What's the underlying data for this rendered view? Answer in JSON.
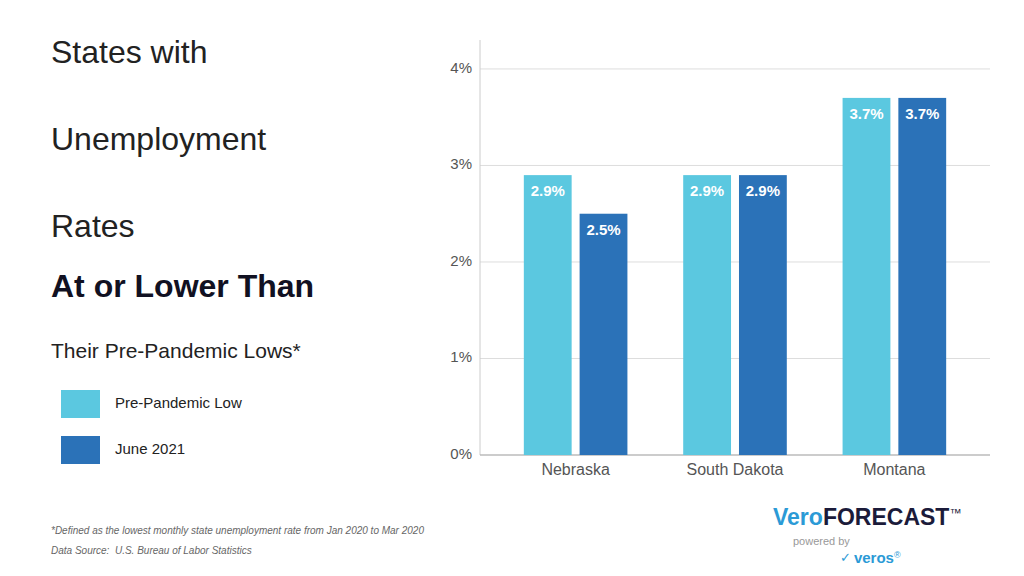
{
  "chart_data": {
    "type": "bar",
    "title": [
      "States with",
      "Unemployment",
      "Rates"
    ],
    "subtitle": [
      "At or Lower Than",
      "Their Pre-Pandemic Lows*"
    ],
    "categories": [
      "Nebraska",
      "South Dakota",
      "Montana"
    ],
    "series": [
      {
        "name": "Pre-Pandemic Low",
        "color": "#5BC8E0",
        "values": [
          2.9,
          2.9,
          3.7
        ],
        "value_labels": [
          "2.9%",
          "2.9%",
          "3.7%"
        ]
      },
      {
        "name": "June 2021",
        "color": "#2B72B8",
        "values": [
          2.5,
          2.9,
          3.7
        ],
        "value_labels": [
          "2.5%",
          "2.9%",
          "3.7%"
        ]
      }
    ],
    "ylim": [
      0,
      4.3
    ],
    "yticks": [
      {
        "value": 0,
        "label": "0%"
      },
      {
        "value": 1,
        "label": "1%"
      },
      {
        "value": 2,
        "label": "2%"
      },
      {
        "value": 3,
        "label": "3%"
      },
      {
        "value": 4,
        "label": "4%"
      }
    ],
    "grid": true,
    "legend": "lower left",
    "data_labels": true,
    "annotations": [
      "*Defined as the lowest monthly state unemployment rate from Jan 2020 to Mar 2020",
      "Data Source:  U.S. Bureau of Labor Statistics",
      "Vero",
      "FORECAST",
      "™",
      "powered by",
      "✓",
      "veros",
      "®"
    ]
  }
}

++++++

→ **Direction**
Extract each line from the listing that holds the word "name".

→ **Solution**
        "name": "Pre-Pandemic Low",
        "name": "June 2021",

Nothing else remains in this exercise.